-- Written instruction --
Look through the data below and report how many lines include "server". Only the number should be given.

-- Records to process --
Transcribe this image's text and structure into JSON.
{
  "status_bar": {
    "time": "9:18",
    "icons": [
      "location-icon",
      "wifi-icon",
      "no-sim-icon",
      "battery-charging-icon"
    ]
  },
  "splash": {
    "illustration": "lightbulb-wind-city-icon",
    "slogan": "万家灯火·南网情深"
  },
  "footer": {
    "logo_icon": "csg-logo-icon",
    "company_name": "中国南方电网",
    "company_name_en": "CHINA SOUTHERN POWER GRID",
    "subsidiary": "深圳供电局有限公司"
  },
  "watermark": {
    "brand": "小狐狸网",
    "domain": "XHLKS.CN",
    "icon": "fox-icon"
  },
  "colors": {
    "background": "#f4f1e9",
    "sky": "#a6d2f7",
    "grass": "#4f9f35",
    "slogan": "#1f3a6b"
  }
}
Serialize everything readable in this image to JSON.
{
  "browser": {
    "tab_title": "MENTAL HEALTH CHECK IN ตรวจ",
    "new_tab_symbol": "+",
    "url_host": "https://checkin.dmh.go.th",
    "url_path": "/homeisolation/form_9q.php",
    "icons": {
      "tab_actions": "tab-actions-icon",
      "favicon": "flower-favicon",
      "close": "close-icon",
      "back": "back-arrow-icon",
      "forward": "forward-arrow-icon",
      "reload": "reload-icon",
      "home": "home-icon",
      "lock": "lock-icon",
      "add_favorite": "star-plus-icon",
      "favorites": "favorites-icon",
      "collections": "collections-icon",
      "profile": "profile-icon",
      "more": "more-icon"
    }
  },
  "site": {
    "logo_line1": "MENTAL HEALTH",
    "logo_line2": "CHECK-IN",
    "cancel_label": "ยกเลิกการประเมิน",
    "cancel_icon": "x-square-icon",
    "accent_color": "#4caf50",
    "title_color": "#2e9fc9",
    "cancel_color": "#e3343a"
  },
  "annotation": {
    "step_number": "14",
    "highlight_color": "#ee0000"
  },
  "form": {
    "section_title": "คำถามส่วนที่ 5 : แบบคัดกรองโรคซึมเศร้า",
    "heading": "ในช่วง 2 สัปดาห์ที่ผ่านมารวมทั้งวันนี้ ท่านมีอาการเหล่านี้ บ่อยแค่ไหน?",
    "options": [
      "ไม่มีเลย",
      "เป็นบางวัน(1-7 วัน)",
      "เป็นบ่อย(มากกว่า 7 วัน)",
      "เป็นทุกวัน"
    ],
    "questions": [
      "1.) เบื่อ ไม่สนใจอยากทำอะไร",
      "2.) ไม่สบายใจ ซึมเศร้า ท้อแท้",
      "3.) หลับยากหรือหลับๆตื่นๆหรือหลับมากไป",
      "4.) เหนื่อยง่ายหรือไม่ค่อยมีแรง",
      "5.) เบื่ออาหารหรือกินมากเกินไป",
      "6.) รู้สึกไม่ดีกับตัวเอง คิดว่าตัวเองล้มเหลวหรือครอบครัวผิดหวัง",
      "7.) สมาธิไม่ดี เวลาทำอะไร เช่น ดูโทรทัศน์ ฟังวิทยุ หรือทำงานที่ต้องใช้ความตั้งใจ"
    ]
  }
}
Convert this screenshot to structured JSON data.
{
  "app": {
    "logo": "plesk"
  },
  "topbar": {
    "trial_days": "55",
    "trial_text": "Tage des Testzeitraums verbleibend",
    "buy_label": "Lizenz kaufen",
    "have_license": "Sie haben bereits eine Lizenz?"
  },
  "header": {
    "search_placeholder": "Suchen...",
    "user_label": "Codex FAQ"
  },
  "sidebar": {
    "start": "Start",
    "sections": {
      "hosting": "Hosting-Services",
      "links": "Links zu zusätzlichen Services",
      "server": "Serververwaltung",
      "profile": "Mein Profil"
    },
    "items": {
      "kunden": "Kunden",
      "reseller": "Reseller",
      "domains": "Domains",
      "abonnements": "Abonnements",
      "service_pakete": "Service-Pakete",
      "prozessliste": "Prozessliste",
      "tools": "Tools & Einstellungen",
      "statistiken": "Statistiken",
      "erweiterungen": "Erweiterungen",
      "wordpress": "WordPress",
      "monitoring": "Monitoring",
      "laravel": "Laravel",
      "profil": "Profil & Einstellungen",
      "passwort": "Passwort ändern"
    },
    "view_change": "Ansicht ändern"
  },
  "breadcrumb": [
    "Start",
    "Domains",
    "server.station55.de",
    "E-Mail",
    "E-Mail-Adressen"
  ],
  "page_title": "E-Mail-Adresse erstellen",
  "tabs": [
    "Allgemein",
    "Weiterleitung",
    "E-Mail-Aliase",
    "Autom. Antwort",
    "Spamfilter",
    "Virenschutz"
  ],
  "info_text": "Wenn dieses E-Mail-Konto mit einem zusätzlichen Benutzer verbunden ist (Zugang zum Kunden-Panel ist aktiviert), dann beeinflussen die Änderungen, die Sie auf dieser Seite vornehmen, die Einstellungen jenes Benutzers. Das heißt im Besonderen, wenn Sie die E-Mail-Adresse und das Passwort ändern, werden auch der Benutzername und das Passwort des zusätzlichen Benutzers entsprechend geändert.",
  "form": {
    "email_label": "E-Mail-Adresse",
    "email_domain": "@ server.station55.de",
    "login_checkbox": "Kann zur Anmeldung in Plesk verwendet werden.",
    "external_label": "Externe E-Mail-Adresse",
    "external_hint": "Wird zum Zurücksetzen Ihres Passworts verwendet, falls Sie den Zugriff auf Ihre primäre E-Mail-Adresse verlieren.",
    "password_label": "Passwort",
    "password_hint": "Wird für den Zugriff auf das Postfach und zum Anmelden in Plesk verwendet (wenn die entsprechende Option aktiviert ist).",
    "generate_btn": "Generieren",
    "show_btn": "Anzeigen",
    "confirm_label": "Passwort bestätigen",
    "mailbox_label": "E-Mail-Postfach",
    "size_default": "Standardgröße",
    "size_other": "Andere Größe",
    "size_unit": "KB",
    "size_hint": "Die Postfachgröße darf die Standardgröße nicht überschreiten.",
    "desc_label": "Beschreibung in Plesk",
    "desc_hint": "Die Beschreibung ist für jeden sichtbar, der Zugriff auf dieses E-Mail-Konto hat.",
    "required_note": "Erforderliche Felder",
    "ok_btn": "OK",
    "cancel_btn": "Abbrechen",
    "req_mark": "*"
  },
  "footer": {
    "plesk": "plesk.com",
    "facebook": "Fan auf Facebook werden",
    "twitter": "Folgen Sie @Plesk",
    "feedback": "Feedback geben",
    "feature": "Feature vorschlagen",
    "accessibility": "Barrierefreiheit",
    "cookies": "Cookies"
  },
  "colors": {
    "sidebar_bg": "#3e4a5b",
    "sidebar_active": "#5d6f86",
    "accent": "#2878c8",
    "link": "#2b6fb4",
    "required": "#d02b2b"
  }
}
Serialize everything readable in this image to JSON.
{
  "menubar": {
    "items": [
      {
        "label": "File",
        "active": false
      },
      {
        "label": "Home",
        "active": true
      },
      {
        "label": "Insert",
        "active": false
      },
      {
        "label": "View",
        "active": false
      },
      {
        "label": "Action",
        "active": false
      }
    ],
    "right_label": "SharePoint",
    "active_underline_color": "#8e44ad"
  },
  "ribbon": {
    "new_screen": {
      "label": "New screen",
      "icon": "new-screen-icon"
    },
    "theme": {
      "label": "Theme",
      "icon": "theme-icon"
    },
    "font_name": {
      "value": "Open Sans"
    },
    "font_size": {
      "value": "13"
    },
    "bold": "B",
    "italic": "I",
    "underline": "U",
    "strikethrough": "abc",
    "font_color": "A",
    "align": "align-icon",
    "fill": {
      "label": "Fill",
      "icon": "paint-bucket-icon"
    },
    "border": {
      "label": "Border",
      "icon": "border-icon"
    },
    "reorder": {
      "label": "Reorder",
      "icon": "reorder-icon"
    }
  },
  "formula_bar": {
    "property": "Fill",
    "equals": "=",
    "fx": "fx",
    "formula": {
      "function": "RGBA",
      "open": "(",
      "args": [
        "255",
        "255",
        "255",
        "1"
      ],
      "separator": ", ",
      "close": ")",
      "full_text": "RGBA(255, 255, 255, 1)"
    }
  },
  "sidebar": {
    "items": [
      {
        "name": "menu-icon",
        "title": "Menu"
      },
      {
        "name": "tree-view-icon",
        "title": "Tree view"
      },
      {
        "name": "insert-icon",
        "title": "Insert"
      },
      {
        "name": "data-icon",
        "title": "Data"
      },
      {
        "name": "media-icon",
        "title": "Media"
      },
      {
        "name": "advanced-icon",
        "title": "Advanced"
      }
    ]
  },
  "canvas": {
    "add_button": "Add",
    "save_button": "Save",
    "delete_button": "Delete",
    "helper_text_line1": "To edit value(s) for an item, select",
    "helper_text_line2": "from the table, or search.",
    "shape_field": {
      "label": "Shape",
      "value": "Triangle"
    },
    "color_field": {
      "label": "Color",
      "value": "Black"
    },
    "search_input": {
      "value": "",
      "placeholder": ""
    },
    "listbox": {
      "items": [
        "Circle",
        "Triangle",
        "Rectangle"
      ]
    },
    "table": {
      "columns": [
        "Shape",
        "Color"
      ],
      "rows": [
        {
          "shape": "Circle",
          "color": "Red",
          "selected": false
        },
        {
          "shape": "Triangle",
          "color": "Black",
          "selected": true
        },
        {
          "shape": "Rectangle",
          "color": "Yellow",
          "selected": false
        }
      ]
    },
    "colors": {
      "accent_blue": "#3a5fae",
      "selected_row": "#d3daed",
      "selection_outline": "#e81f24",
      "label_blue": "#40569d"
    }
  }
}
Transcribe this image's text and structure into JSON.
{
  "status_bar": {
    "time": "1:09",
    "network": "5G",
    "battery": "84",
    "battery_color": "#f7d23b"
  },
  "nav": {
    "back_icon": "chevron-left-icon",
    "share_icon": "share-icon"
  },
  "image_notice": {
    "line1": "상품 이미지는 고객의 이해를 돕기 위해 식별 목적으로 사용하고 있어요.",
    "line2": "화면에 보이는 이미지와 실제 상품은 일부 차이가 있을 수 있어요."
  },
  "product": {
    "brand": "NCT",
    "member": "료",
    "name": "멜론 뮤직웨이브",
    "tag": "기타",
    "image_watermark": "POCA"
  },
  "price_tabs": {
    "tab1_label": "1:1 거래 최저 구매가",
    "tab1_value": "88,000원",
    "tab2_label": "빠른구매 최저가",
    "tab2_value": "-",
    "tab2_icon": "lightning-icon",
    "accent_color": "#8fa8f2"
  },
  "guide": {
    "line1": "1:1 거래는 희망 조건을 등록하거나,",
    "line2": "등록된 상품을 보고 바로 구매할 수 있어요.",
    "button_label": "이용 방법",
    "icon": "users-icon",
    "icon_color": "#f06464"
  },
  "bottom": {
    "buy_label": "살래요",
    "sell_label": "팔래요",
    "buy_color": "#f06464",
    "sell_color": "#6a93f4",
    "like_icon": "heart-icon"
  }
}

-- Full answer --
3